▶ _AIM_:
Include in the output the line containing "OCR this image." and each subsequent line of the records, through the end, transcribed exactly. Add nothing else.

▶ _RECORDS TO PROCESS_:
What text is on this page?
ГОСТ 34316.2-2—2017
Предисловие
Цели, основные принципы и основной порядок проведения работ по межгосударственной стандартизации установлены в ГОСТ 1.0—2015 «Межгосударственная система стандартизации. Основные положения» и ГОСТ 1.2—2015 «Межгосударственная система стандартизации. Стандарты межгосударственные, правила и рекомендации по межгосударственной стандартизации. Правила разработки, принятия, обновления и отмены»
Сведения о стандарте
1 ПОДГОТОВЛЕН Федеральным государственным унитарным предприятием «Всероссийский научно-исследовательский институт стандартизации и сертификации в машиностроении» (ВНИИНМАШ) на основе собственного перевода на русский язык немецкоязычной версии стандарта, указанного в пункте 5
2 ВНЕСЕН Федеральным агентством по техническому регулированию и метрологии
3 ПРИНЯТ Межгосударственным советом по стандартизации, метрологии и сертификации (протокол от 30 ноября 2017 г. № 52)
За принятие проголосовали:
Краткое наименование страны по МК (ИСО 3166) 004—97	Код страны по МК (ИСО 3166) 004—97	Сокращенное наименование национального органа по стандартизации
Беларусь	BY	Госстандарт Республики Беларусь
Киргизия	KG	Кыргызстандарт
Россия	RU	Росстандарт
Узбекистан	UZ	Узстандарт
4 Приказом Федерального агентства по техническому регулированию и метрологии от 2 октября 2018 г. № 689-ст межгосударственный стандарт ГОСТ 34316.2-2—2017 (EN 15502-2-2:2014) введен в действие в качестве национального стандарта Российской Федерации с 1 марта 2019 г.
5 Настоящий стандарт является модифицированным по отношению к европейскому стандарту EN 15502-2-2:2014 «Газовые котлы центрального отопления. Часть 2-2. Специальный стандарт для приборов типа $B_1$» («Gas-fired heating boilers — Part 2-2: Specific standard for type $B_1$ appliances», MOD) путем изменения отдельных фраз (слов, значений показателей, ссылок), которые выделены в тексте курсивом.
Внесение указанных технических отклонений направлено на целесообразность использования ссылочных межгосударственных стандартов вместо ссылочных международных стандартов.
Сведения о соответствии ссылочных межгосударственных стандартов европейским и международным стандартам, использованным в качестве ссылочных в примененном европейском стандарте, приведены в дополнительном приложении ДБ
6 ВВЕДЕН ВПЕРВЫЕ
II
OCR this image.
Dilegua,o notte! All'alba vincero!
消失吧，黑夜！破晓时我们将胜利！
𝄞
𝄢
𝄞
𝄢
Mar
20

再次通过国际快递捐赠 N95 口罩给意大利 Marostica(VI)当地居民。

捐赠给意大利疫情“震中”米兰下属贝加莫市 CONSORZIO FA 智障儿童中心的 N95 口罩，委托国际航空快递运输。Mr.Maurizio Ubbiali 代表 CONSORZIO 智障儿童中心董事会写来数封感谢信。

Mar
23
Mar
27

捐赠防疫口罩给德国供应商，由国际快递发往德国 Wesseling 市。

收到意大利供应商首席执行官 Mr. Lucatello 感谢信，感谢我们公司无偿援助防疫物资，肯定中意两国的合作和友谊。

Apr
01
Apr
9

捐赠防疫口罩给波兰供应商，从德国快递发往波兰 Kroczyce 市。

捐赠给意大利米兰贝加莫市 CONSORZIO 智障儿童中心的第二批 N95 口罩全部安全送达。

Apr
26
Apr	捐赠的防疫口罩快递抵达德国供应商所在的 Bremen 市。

▶ _ANSWER IN FULL_:
OCR this image.
Dilegua,o notte! All'alba vincero!
消失吧，黑夜！破晓时我们将胜利！
𝄞
𝄢
𝄞
𝄢
Mar
20

再次通过国际快递捐赠 N95 口罩给意大利 Marostica(VI)当地居民。

捐赠给意大利疫情“震中”米兰下属贝加莫市 CONSORZIO FA 智障儿童中心的 N95 口罩，委托国际航空快递运输。Mr.Maurizio Ubbiali 代表 CONSORZIO 智障儿童中心董事会写来数封感谢信。

Mar
23
Mar
27

捐赠防疫口罩给德国供应商，由国际快递发往德国 Wesseling 市。

收到意大利供应商首席执行官 Mr. Lucatello 感谢信，感谢我们公司无偿援助防疫物资，肯定中意两国的合作和友谊。

Apr
01
Apr
9

捐赠防疫口罩给波兰供应商，从德国快递发往波兰 Kroczyce 市。

捐赠给意大利米兰贝加莫市 CONSORZIO 智障儿童中心的第二批 N95 口罩全部安全送达。

Apr
26
Apr	捐赠的防疫口罩快递抵达德国供应商所在的 Bremen 市。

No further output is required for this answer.